The records.
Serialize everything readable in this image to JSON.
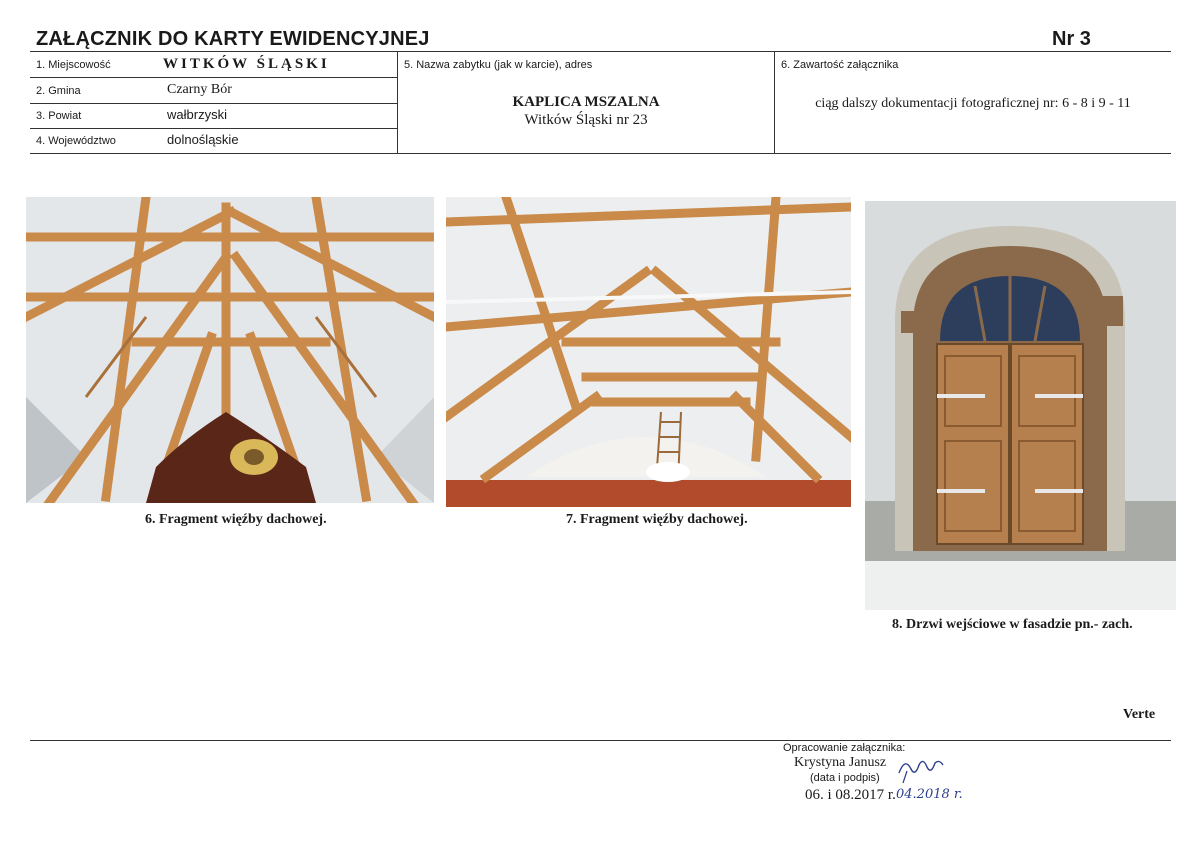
{
  "header": {
    "title": "ZAŁĄCZNIK DO KARTY EWIDENCYJNEJ",
    "number": "Nr 3"
  },
  "fields": [
    {
      "label": "1. Miejscowość",
      "value": "WITKÓW ŚLĄSKI"
    },
    {
      "label": "2. Gmina",
      "value": "Czarny Bór"
    },
    {
      "label": "3. Powiat",
      "value": "wałbrzyski"
    },
    {
      "label": "4. Województwo",
      "value": "dolnośląskie"
    }
  ],
  "monument": {
    "label": "5. Nazwa zabytku (jak w karcie), adres",
    "name": "KAPLICA MSZALNA",
    "address": "Witków Śląski nr 23"
  },
  "contents": {
    "label": "6. Zawartość załącznika",
    "text": "ciąg dalszy dokumentacji fotograficznej nr: 6 - 8 i 9 - 11"
  },
  "photos": [
    {
      "caption": "6. Fragment więźby dachowej."
    },
    {
      "caption": "7. Fragment więźby dachowej."
    },
    {
      "caption": "8. Drzwi wejściowe w fasadzie pn.- zach."
    }
  ],
  "verte": "Verte",
  "footer": {
    "prepared_label": "Opracowanie załącznika:",
    "author": "Krystyna Janusz",
    "sign_label": "(data i podpis)",
    "date": "06. i 08.2017 r.",
    "handwritten_date": "04.2018 r."
  }
}
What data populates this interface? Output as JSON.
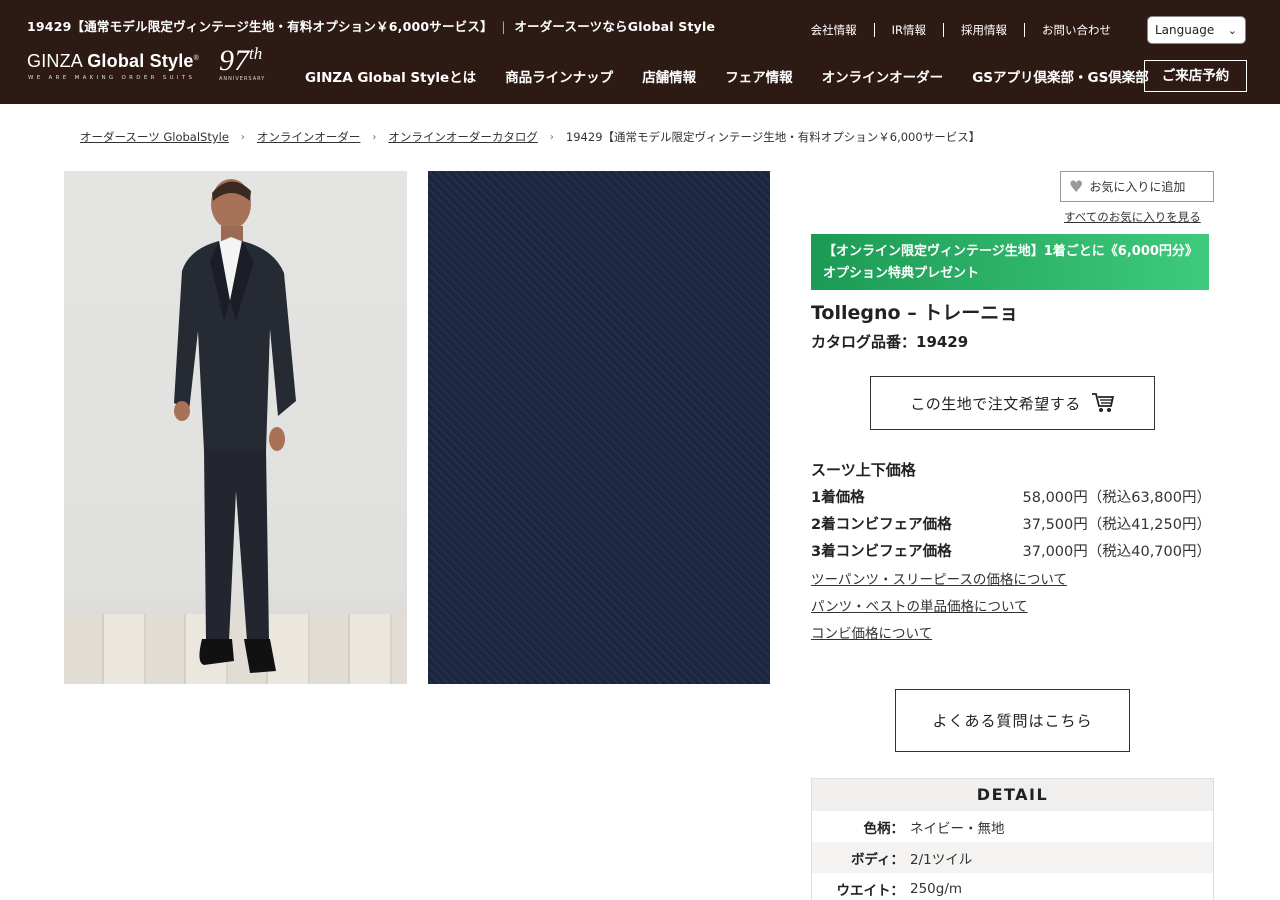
{
  "header": {
    "page_title": "19429【通常モデル限定ヴィンテージ生地・有料オプション￥6,000サービス】",
    "separator": "|",
    "tagline": "オーダースーツならGlobal Style",
    "utility_links": [
      "会社情報",
      "IR情報",
      "採用情報",
      "お問い合わせ"
    ],
    "language_label": "Language",
    "logo": {
      "brand_light": "GINZA",
      "brand_bold": "Global Style",
      "registered": "®",
      "slogan": "WE ARE MAKING ORDER SUITS",
      "anniversary_num": "97",
      "anniversary_suffix": "th",
      "anniversary_label": "ANNIVERSARY"
    },
    "nav": [
      "GINZA Global Styleとは",
      "商品ラインナップ",
      "店舗情報",
      "フェア情報",
      "オンラインオーダー",
      "GSアプリ倶楽部・GS倶楽部"
    ],
    "visit_button": "ご来店予約"
  },
  "breadcrumb": {
    "items": [
      "オーダースーツ GlobalStyle",
      "オンラインオーダー",
      "オンラインオーダーカタログ"
    ],
    "separator": "›",
    "current": "19429【通常モデル限定ヴィンテージ生地・有料オプション￥6,000サービス】"
  },
  "product": {
    "favorite_label": "お気に入りに追加",
    "all_favorites_link": "すべてのお気に入りを見る",
    "promo_text": "【オンライン限定ヴィンテージ生地】1着ごとに《6,000円分》オプション特典プレゼント",
    "name": "Tollegno – トレーニョ",
    "catalog_no": "カタログ品番：19429",
    "order_button": "この生地で注文希望する",
    "price_heading": "スーツ上下価格",
    "prices": [
      {
        "label": "1着価格",
        "value": "58,000円（税込63,800円）"
      },
      {
        "label": "2着コンビフェア価格",
        "value": "37,500円（税込41,250円）"
      },
      {
        "label": "3着コンビフェア価格",
        "value": "37,000円（税込40,700円）"
      }
    ],
    "price_links": [
      "ツーパンツ・スリーピースの価格について",
      "パンツ・ベストの単品価格について",
      "コンビ価格について"
    ],
    "faq_button": "よくある質問はこちら",
    "detail": {
      "heading": "DETAIL",
      "rows": [
        {
          "key": "色柄：",
          "value": "ネイビー・無地"
        },
        {
          "key": "ボディ：",
          "value": "2/1ツイル"
        },
        {
          "key": "ウエイト：",
          "value": "250g/m"
        }
      ]
    }
  },
  "colors": {
    "header_bg": "#2e1a15",
    "promo_green": "#2bb36a",
    "fabric_navy": "#1f2a44"
  }
}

Given exercise. Count every line in the data that contains the word "więźby", then give that count and nothing else.

Result for this task. 2